TO BE DONE ::
Each entry below is to be given again word for word, with no pictures.

ITEMS ::
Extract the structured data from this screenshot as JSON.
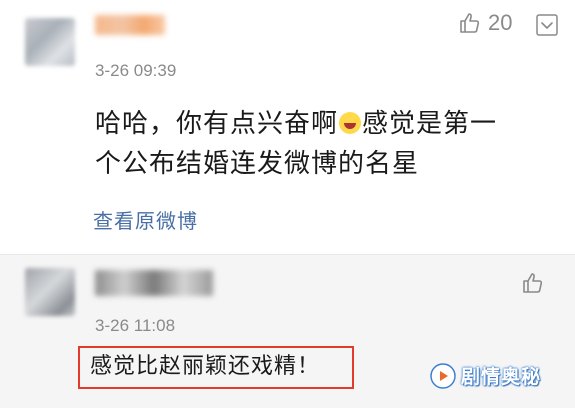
{
  "comment": {
    "timestamp": "3-26 09:39",
    "text_part1": "哈哈，你有点兴奋啊",
    "emoji": "laughing-face",
    "text_part2": "感觉是第一个公布结婚连发微博的名星",
    "view_original_label": "查看原微博",
    "like_count": "20"
  },
  "reply": {
    "timestamp": "3-26 11:08",
    "text": "感觉比赵丽颖还戏精！"
  },
  "watermark": {
    "text": "剧情奥秘"
  },
  "colors": {
    "link": "#4a6fa5",
    "highlight_border": "#e23b2e",
    "meta_gray": "#8a8a8a"
  }
}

EXERCISE ANSWER ::
Extract the structured data from this screenshot as JSON.
{
  "comment": {
    "timestamp": "3-26 09:39",
    "text_part1": "哈哈，你有点兴奋啊",
    "emoji": "laughing-face",
    "text_part2": "感觉是第一个公布结婚连发微博的名星",
    "view_original_label": "查看原微博",
    "like_count": "20"
  },
  "reply": {
    "timestamp": "3-26 11:08",
    "text": "感觉比赵丽颖还戏精！"
  },
  "watermark": {
    "text": "剧情奥秘"
  },
  "colors": {
    "link": "#4a6fa5",
    "highlight_border": "#e23b2e",
    "meta_gray": "#8a8a8a"
  }
}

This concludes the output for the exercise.